[DESCRIPTION OF THE TASK]: In the listing below, find every line with the string "name" and pull it out.

[Extracts from a graphics dataset]
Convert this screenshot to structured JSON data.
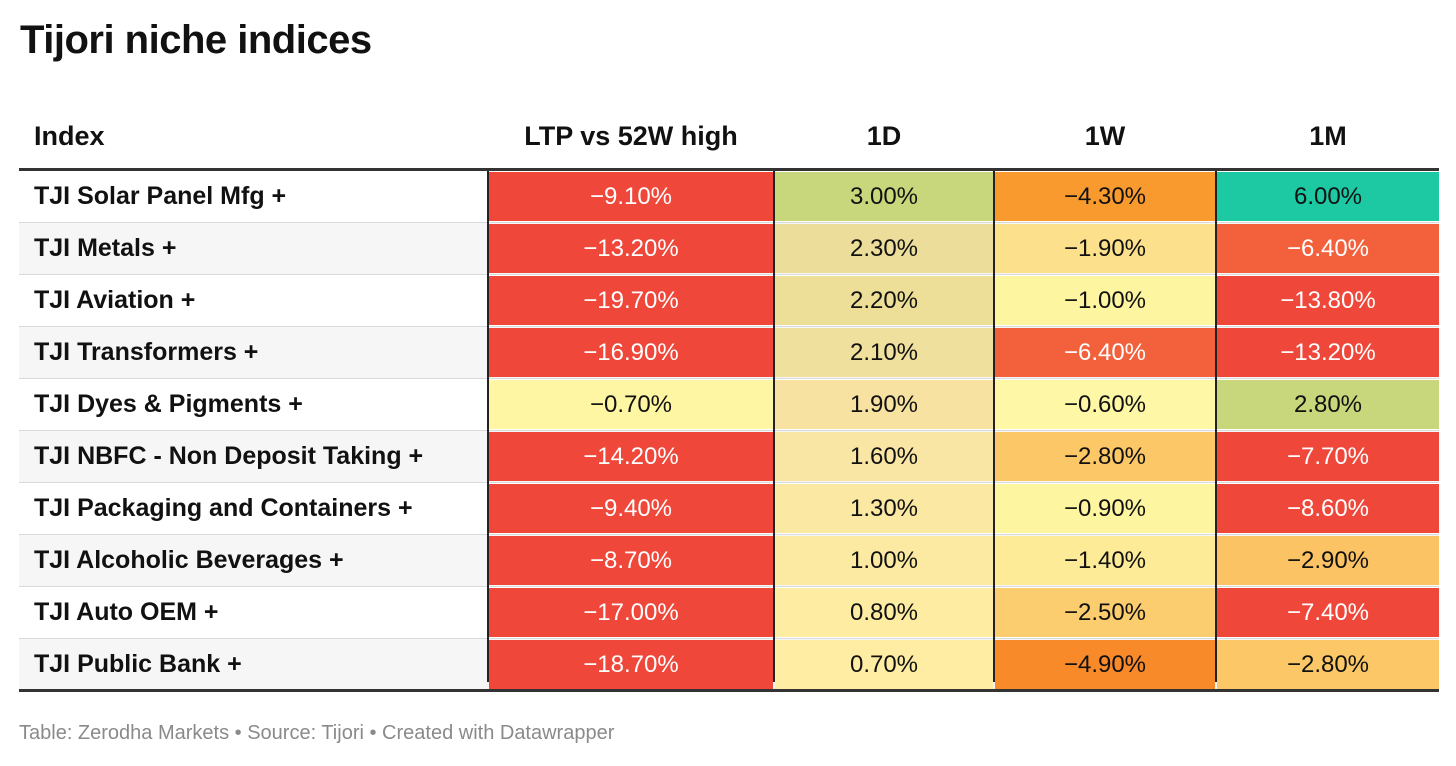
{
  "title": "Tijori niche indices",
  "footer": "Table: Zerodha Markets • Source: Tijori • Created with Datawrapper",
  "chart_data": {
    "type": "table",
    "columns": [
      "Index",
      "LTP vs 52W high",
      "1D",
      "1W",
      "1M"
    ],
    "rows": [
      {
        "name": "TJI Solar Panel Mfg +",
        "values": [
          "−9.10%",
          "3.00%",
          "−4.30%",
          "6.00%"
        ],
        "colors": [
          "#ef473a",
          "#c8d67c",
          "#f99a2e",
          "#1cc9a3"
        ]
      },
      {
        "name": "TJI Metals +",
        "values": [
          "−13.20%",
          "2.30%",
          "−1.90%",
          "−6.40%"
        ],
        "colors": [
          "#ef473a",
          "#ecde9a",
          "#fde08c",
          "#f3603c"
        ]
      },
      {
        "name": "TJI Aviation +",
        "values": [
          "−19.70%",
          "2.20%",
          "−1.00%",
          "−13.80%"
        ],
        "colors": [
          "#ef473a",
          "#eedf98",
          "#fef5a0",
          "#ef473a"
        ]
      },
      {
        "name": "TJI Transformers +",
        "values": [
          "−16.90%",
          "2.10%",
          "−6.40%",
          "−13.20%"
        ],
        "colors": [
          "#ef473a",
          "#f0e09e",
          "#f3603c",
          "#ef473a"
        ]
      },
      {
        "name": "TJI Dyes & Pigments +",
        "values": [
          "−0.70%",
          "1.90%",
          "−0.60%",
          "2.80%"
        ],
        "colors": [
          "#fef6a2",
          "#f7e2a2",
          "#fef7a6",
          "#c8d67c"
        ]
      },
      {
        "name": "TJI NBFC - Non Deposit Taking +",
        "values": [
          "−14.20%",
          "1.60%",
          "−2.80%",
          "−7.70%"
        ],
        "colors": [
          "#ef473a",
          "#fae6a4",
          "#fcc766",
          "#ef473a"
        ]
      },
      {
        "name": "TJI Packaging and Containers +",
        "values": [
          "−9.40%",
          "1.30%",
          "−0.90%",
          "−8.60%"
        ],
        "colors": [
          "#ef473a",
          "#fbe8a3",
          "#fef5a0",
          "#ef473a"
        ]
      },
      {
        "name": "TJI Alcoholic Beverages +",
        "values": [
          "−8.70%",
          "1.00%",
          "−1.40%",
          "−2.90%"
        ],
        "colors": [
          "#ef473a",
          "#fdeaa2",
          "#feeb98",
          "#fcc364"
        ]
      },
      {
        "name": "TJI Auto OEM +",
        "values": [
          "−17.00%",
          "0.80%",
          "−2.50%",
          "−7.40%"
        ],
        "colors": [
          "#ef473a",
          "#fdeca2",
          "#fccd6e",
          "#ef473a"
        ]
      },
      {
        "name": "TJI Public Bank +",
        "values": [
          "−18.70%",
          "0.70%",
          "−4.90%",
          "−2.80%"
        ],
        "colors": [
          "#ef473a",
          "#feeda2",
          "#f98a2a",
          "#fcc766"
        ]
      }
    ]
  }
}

[ANSWER FOR THIS EXERCISE]:
        "name": "TJI Solar Panel Mfg +",
        "name": "TJI Metals +",
        "name": "TJI Aviation +",
        "name": "TJI Transformers +",
        "name": "TJI Dyes & Pigments +",
        "name": "TJI NBFC - Non Deposit Taking +",
        "name": "TJI Packaging and Containers +",
        "name": "TJI Alcoholic Beverages +",
        "name": "TJI Auto OEM +",
        "name": "TJI Public Bank +",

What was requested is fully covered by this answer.